Items listed in a dataset
□ □ □ □ □ □ □

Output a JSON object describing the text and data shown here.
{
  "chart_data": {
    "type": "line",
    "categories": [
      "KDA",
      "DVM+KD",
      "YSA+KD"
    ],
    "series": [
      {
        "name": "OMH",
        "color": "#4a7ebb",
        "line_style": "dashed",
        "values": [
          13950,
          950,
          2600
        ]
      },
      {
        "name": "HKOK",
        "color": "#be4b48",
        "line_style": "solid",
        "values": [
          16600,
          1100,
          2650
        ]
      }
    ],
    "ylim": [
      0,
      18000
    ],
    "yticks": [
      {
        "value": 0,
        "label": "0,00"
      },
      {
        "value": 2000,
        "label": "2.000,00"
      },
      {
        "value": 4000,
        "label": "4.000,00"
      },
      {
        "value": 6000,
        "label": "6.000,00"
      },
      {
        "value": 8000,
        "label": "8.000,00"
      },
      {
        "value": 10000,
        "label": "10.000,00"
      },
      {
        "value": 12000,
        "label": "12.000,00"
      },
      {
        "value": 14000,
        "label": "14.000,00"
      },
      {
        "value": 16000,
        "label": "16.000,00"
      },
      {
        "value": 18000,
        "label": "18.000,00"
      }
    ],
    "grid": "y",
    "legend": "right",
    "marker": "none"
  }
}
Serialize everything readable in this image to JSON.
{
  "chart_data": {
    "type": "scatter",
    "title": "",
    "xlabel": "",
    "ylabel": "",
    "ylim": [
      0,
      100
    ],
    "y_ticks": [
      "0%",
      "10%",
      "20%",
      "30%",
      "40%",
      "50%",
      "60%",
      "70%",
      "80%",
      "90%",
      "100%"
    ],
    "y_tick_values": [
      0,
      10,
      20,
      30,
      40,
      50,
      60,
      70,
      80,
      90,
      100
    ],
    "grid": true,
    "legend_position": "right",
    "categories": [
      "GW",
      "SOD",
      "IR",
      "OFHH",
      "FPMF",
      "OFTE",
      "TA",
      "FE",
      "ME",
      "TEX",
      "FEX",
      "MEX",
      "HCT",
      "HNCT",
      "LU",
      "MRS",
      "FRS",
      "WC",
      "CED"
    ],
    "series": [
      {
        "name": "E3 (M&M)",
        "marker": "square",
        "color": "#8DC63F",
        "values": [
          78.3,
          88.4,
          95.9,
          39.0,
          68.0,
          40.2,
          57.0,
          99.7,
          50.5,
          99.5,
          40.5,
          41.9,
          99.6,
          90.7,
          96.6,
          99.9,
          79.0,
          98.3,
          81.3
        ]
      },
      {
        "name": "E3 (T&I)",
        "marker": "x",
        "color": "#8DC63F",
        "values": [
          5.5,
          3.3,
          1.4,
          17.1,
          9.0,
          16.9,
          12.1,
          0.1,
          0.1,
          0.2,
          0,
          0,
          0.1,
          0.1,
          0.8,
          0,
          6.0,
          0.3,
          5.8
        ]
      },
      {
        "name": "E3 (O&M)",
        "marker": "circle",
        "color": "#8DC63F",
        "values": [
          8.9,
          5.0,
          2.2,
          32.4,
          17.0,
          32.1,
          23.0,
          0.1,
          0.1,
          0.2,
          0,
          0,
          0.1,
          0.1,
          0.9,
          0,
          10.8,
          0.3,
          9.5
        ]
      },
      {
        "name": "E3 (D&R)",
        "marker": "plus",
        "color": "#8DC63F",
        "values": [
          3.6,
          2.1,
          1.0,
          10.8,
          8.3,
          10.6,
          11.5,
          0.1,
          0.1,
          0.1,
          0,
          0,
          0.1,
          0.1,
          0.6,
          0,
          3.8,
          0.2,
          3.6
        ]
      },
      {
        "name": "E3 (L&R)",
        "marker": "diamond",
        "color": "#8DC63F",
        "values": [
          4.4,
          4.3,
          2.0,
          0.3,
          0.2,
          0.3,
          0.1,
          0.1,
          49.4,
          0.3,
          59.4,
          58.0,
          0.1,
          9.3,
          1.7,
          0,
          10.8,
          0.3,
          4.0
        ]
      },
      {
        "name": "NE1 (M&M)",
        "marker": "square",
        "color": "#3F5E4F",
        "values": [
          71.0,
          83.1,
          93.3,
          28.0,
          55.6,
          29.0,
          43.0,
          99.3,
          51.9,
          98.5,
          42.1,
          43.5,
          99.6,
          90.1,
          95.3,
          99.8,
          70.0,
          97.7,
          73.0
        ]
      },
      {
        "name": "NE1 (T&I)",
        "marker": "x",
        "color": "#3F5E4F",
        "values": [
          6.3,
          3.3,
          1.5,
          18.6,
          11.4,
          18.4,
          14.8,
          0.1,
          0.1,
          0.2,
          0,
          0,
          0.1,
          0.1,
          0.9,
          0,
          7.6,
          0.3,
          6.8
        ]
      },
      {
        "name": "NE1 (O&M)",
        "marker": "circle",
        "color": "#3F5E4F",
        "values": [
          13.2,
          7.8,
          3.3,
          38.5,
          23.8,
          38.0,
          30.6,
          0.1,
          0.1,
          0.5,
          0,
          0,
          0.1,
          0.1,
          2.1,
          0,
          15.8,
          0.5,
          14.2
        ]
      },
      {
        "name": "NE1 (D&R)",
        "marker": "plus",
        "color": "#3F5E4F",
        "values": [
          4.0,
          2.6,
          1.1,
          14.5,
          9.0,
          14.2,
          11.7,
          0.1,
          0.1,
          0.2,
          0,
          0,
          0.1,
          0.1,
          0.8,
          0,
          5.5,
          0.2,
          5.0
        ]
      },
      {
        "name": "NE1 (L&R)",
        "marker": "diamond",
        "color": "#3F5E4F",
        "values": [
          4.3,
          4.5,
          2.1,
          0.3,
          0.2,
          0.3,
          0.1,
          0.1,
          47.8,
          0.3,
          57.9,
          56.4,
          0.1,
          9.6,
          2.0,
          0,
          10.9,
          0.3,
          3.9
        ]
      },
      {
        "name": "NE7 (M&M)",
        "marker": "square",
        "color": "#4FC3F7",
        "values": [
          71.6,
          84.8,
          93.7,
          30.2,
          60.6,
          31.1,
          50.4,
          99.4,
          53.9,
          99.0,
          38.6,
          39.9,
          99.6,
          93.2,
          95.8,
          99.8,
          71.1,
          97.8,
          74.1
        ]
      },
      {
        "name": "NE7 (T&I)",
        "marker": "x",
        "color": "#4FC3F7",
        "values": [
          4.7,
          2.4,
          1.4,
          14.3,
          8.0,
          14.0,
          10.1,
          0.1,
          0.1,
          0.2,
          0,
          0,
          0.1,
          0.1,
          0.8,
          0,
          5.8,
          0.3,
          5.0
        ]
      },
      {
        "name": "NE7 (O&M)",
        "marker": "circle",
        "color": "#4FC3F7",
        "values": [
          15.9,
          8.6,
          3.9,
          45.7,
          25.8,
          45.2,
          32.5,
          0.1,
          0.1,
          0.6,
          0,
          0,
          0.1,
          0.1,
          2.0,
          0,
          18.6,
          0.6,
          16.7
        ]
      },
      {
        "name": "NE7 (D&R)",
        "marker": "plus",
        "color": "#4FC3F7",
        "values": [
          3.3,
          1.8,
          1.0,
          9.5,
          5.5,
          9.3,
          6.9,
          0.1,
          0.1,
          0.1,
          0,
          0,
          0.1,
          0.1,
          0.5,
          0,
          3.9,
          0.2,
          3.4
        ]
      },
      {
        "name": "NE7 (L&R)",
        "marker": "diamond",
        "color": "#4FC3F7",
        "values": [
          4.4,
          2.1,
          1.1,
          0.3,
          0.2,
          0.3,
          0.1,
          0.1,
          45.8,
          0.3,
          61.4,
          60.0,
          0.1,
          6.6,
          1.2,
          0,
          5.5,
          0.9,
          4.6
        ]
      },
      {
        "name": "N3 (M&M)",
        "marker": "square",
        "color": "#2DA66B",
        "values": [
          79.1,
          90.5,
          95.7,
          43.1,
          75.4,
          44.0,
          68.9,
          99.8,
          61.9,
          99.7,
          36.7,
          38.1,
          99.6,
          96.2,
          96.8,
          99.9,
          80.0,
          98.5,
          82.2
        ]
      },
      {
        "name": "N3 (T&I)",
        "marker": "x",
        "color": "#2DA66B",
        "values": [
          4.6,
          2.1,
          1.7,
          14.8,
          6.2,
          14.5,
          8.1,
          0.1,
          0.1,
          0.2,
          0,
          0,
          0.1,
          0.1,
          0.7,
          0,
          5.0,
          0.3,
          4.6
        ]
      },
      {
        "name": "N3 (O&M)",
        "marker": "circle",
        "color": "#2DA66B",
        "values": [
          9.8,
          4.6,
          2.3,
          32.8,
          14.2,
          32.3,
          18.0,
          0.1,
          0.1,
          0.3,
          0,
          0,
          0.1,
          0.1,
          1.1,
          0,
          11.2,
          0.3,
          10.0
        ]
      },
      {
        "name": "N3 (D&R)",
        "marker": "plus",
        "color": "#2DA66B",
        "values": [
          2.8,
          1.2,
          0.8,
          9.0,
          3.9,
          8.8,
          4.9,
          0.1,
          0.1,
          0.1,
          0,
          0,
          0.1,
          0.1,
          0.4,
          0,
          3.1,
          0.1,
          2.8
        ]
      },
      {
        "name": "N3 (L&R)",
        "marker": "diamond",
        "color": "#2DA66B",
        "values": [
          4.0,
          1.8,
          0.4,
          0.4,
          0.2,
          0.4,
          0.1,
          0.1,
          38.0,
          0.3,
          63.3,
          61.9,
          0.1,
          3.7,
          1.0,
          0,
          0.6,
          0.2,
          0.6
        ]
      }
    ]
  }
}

□ □ □ □ □ □ □

Given exercise:
Copy each line from the records above that includes the string "right".

Solution:
    "legend": "right",
    "legend_position": "right",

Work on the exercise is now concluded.